**Records for processing:**
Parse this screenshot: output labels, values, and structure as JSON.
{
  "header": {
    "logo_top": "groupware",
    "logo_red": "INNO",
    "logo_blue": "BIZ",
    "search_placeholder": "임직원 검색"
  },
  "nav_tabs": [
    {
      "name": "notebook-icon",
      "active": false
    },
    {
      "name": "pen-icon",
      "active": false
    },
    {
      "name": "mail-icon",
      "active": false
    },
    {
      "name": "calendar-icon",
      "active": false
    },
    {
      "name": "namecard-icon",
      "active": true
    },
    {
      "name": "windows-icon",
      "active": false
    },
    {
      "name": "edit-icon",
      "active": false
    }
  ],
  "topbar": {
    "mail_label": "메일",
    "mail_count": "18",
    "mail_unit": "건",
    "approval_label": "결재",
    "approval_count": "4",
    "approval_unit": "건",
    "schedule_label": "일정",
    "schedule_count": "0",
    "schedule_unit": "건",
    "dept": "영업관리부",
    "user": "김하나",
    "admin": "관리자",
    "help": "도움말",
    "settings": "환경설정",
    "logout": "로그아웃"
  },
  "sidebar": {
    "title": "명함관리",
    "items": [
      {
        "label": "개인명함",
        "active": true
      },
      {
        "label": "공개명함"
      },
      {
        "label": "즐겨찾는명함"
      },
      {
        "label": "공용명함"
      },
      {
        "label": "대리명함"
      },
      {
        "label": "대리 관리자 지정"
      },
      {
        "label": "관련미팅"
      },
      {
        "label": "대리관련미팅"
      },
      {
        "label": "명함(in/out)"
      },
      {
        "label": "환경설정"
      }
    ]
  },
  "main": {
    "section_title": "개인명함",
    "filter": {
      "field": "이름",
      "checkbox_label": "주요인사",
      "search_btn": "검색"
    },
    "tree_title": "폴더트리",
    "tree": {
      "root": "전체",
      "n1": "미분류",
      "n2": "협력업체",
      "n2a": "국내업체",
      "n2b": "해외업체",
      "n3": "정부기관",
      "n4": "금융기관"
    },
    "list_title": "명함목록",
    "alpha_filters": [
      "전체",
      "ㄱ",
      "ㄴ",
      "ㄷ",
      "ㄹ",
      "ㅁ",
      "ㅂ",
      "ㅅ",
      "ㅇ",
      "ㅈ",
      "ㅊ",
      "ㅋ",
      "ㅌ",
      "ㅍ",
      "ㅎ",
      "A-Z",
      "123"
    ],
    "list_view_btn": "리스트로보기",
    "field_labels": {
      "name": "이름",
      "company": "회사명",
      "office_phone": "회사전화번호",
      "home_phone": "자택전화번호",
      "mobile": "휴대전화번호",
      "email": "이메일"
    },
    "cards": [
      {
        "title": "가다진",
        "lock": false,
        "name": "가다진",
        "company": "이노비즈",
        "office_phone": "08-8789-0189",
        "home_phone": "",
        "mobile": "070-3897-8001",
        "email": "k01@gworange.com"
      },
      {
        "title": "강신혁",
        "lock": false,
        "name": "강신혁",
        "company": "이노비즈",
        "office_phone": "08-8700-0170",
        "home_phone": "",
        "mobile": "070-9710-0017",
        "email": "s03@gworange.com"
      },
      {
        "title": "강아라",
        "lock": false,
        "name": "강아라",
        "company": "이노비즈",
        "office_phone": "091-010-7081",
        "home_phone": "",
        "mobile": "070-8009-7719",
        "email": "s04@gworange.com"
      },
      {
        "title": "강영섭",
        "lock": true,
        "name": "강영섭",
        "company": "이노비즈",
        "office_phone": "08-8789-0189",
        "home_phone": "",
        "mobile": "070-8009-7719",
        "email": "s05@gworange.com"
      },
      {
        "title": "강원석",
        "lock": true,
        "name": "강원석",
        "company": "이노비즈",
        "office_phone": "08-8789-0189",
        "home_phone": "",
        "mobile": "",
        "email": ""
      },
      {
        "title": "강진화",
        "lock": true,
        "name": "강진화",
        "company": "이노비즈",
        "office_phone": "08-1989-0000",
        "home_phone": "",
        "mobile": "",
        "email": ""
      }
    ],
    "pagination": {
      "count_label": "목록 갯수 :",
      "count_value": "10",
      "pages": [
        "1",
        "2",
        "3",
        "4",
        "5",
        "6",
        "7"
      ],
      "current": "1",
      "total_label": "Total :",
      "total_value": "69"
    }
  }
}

**Exercise details:** Restate the listing above word for word.

**Exercise answer:**
Parse this screenshot: output labels, values, and structure as JSON.
{
  "header": {
    "logo_top": "groupware",
    "logo_red": "INNO",
    "logo_blue": "BIZ",
    "search_placeholder": "임직원 검색"
  },
  "nav_tabs": [
    {
      "name": "notebook-icon",
      "active": false
    },
    {
      "name": "pen-icon",
      "active": false
    },
    {
      "name": "mail-icon",
      "active": false
    },
    {
      "name": "calendar-icon",
      "active": false
    },
    {
      "name": "namecard-icon",
      "active": true
    },
    {
      "name": "windows-icon",
      "active": false
    },
    {
      "name": "edit-icon",
      "active": false
    }
  ],
  "topbar": {
    "mail_label": "메일",
    "mail_count": "18",
    "mail_unit": "건",
    "approval_label": "결재",
    "approval_count": "4",
    "approval_unit": "건",
    "schedule_label": "일정",
    "schedule_count": "0",
    "schedule_unit": "건",
    "dept": "영업관리부",
    "user": "김하나",
    "admin": "관리자",
    "help": "도움말",
    "settings": "환경설정",
    "logout": "로그아웃"
  },
  "sidebar": {
    "title": "명함관리",
    "items": [
      {
        "label": "개인명함",
        "active": true
      },
      {
        "label": "공개명함"
      },
      {
        "label": "즐겨찾는명함"
      },
      {
        "label": "공용명함"
      },
      {
        "label": "대리명함"
      },
      {
        "label": "대리 관리자 지정"
      },
      {
        "label": "관련미팅"
      },
      {
        "label": "대리관련미팅"
      },
      {
        "label": "명함(in/out)"
      },
      {
        "label": "환경설정"
      }
    ]
  },
  "main": {
    "section_title": "개인명함",
    "filter": {
      "field": "이름",
      "checkbox_label": "주요인사",
      "search_btn": "검색"
    },
    "tree_title": "폴더트리",
    "tree": {
      "root": "전체",
      "n1": "미분류",
      "n2": "협력업체",
      "n2a": "국내업체",
      "n2b": "해외업체",
      "n3": "정부기관",
      "n4": "금융기관"
    },
    "list_title": "명함목록",
    "alpha_filters": [
      "전체",
      "ㄱ",
      "ㄴ",
      "ㄷ",
      "ㄹ",
      "ㅁ",
      "ㅂ",
      "ㅅ",
      "ㅇ",
      "ㅈ",
      "ㅊ",
      "ㅋ",
      "ㅌ",
      "ㅍ",
      "ㅎ",
      "A-Z",
      "123"
    ],
    "list_view_btn": "리스트로보기",
    "field_labels": {
      "name": "이름",
      "company": "회사명",
      "office_phone": "회사전화번호",
      "home_phone": "자택전화번호",
      "mobile": "휴대전화번호",
      "email": "이메일"
    },
    "cards": [
      {
        "title": "가다진",
        "lock": false,
        "name": "가다진",
        "company": "이노비즈",
        "office_phone": "08-8789-0189",
        "home_phone": "",
        "mobile": "070-3897-8001",
        "email": "k01@gworange.com"
      },
      {
        "title": "강신혁",
        "lock": false,
        "name": "강신혁",
        "company": "이노비즈",
        "office_phone": "08-8700-0170",
        "home_phone": "",
        "mobile": "070-9710-0017",
        "email": "s03@gworange.com"
      },
      {
        "title": "강아라",
        "lock": false,
        "name": "강아라",
        "company": "이노비즈",
        "office_phone": "091-010-7081",
        "home_phone": "",
        "mobile": "070-8009-7719",
        "email": "s04@gworange.com"
      },
      {
        "title": "강영섭",
        "lock": true,
        "name": "강영섭",
        "company": "이노비즈",
        "office_phone": "08-8789-0189",
        "home_phone": "",
        "mobile": "070-8009-7719",
        "email": "s05@gworange.com"
      },
      {
        "title": "강원석",
        "lock": true,
        "name": "강원석",
        "company": "이노비즈",
        "office_phone": "08-8789-0189",
        "home_phone": "",
        "mobile": "",
        "email": ""
      },
      {
        "title": "강진화",
        "lock": true,
        "name": "강진화",
        "company": "이노비즈",
        "office_phone": "08-1989-0000",
        "home_phone": "",
        "mobile": "",
        "email": ""
      }
    ],
    "pagination": {
      "count_label": "목록 갯수 :",
      "count_value": "10",
      "pages": [
        "1",
        "2",
        "3",
        "4",
        "5",
        "6",
        "7"
      ],
      "current": "1",
      "total_label": "Total :",
      "total_value": "69"
    }
  }
}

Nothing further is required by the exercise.